Problem — Extract every line of the material below and reproduce it faithfully.

____________

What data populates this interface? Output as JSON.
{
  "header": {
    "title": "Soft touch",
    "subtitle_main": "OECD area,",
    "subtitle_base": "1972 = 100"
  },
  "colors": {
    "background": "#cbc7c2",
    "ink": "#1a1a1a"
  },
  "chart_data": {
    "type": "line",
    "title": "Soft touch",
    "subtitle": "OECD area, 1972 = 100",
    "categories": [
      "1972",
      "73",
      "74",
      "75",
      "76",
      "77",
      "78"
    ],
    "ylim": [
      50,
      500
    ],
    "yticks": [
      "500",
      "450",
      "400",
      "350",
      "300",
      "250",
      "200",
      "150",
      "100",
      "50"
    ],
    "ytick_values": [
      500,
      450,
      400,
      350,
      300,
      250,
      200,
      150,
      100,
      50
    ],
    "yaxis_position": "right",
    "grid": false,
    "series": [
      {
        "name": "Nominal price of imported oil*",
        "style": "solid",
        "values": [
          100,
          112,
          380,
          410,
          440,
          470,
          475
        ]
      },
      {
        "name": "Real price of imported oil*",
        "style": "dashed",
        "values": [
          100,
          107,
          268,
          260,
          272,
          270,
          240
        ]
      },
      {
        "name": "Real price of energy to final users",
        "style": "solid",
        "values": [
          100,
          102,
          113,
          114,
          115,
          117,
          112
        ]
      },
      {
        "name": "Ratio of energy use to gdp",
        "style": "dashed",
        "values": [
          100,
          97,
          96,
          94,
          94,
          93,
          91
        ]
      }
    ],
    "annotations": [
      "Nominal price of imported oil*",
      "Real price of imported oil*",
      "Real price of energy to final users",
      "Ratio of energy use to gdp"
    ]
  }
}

____________

Complete answer —
What data populates this interface? Output as JSON.
{
  "header": {
    "title": "Soft touch",
    "subtitle_main": "OECD area,",
    "subtitle_base": "1972 = 100"
  },
  "colors": {
    "background": "#cbc7c2",
    "ink": "#1a1a1a"
  },
  "chart_data": {
    "type": "line",
    "title": "Soft touch",
    "subtitle": "OECD area, 1972 = 100",
    "categories": [
      "1972",
      "73",
      "74",
      "75",
      "76",
      "77",
      "78"
    ],
    "ylim": [
      50,
      500
    ],
    "yticks": [
      "500",
      "450",
      "400",
      "350",
      "300",
      "250",
      "200",
      "150",
      "100",
      "50"
    ],
    "ytick_values": [
      500,
      450,
      400,
      350,
      300,
      250,
      200,
      150,
      100,
      50
    ],
    "yaxis_position": "right",
    "grid": false,
    "series": [
      {
        "name": "Nominal price of imported oil*",
        "style": "solid",
        "values": [
          100,
          112,
          380,
          410,
          440,
          470,
          475
        ]
      },
      {
        "name": "Real price of imported oil*",
        "style": "dashed",
        "values": [
          100,
          107,
          268,
          260,
          272,
          270,
          240
        ]
      },
      {
        "name": "Real price of energy to final users",
        "style": "solid",
        "values": [
          100,
          102,
          113,
          114,
          115,
          117,
          112
        ]
      },
      {
        "name": "Ratio of energy use to gdp",
        "style": "dashed",
        "values": [
          100,
          97,
          96,
          94,
          94,
          93,
          91
        ]
      }
    ],
    "annotations": [
      "Nominal price of imported oil*",
      "Real price of imported oil*",
      "Real price of energy to final users",
      "Ratio of energy use to gdp"
    ]
  }
}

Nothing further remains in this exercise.